Recorded data
++++++++++
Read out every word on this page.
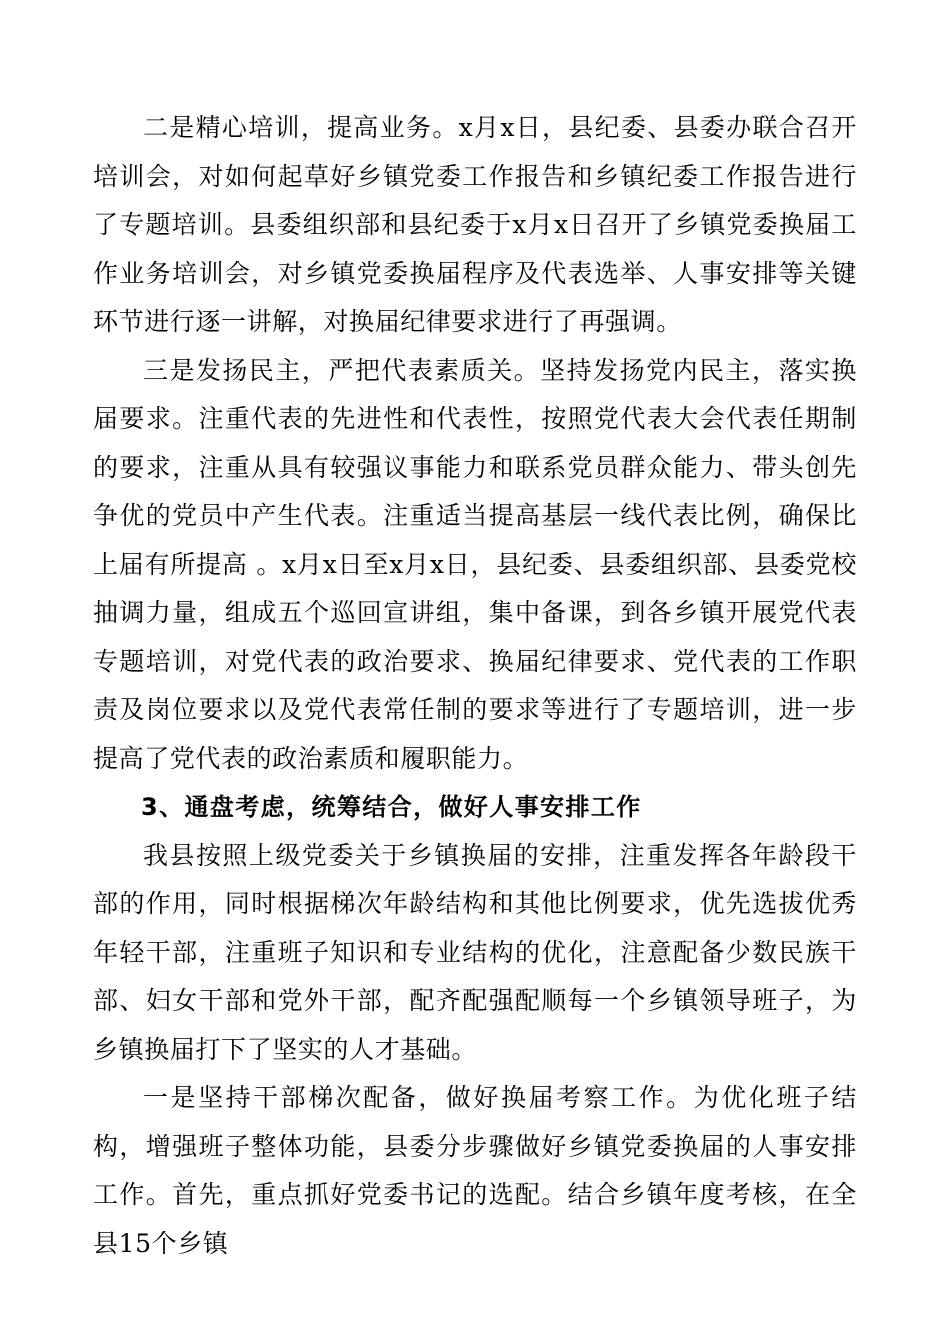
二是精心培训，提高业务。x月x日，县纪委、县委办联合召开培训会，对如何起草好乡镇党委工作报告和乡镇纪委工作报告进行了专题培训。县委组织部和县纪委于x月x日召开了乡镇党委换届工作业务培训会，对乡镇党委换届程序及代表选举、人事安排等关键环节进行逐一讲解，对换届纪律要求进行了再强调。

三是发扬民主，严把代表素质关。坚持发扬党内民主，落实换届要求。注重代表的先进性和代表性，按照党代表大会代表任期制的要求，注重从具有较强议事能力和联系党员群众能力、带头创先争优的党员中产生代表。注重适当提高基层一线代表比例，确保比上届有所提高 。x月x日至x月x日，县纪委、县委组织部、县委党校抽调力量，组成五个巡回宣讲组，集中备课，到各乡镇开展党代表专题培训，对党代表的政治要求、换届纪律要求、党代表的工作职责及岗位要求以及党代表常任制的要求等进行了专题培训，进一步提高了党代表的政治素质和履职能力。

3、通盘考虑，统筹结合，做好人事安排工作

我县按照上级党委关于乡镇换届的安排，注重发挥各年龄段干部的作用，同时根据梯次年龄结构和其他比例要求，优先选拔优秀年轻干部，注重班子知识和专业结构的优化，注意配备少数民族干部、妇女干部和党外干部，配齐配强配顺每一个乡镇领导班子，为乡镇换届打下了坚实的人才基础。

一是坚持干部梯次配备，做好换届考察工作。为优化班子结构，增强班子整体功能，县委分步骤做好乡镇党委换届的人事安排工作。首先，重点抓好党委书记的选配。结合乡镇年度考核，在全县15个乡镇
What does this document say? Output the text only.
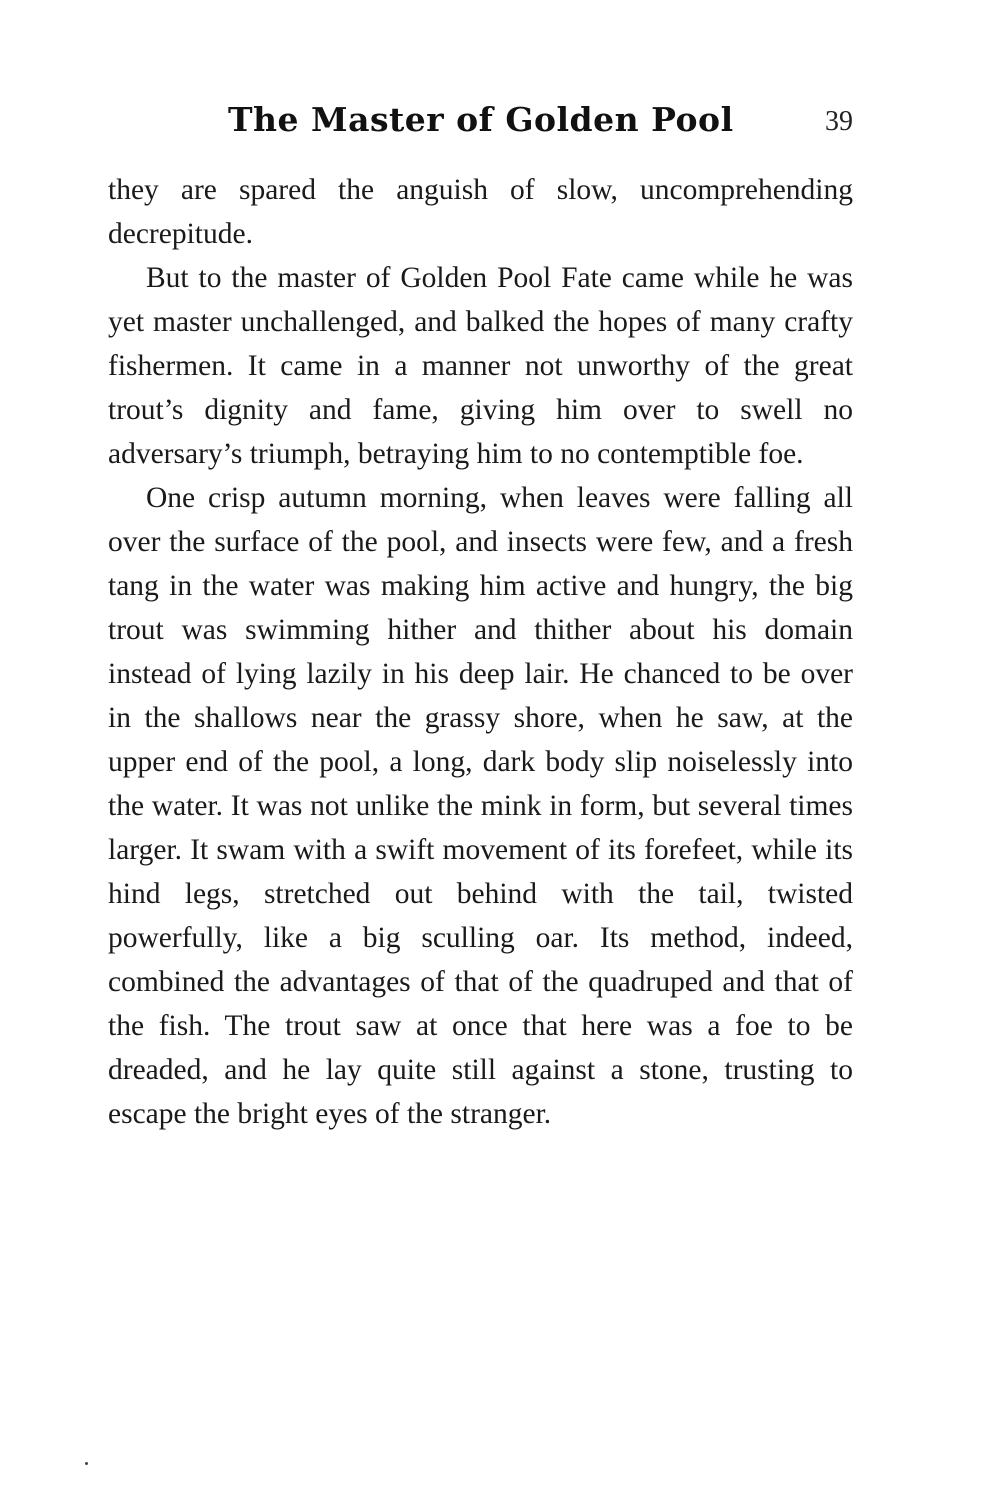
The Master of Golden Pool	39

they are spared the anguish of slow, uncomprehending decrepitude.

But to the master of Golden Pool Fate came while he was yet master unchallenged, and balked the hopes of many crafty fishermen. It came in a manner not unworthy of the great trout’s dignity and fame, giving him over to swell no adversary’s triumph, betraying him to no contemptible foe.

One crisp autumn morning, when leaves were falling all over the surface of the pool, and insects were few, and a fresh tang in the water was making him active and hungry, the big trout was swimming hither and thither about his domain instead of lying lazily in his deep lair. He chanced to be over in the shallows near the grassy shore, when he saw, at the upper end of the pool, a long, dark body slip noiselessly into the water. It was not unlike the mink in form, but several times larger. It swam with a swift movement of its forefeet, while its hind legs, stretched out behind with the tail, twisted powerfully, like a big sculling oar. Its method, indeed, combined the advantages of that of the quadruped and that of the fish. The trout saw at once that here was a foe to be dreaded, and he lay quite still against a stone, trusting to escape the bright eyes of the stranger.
++++++++++
> _WORK TO COMPLETE_:
Extract all lines of the records above that include "this".

> _RESULT_:
Read out every word on this page.
What does this document say? Output the text only.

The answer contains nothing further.